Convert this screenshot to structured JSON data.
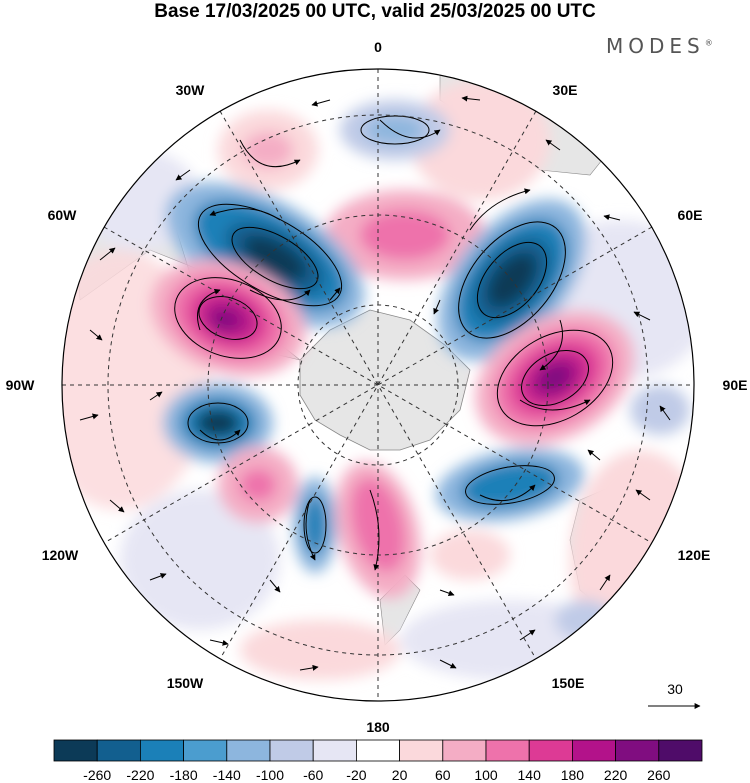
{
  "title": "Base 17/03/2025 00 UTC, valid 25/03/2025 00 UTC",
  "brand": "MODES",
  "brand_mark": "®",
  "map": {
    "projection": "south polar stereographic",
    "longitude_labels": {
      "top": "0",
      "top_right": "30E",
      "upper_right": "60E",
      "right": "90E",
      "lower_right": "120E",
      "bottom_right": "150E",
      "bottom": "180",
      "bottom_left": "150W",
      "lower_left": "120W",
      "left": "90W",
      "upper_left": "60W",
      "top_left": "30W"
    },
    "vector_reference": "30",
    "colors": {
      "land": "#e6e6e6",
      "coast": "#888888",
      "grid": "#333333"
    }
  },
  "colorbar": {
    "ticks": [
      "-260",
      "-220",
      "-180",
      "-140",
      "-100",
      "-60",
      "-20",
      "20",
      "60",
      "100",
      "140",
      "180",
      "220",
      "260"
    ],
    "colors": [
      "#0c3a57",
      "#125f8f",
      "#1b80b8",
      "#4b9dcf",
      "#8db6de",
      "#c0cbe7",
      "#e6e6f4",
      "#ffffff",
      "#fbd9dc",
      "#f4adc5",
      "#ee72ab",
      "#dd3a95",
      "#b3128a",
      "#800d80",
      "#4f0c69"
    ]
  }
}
____________________
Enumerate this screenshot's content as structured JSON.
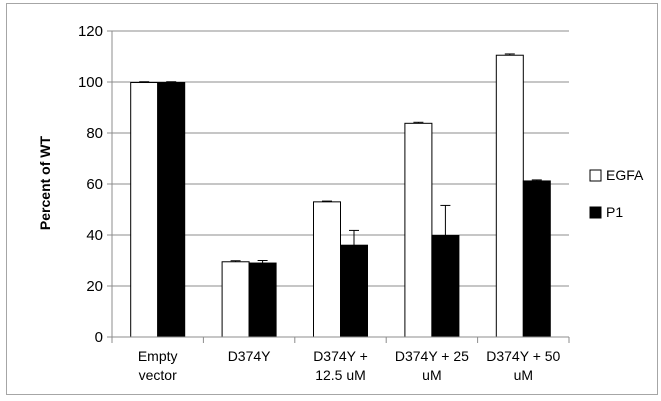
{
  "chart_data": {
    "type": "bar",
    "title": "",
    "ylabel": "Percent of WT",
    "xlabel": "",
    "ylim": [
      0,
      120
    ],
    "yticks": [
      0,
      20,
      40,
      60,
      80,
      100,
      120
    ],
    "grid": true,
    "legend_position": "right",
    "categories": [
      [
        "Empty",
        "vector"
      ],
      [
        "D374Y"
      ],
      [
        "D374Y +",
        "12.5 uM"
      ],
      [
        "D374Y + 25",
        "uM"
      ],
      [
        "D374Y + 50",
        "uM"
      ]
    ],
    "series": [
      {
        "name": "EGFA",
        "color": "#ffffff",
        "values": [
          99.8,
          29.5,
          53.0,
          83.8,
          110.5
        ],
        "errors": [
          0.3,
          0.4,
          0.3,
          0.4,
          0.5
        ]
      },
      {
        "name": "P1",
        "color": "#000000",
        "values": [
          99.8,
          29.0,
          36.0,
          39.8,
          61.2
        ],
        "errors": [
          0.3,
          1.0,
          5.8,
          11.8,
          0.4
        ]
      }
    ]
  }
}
____________________
DO THIS: Extract every line that has the string "structured" in it.

OUTPUT:
Convert this screenshot to structured JSON data.
Enumerate this screenshot's content as structured JSON.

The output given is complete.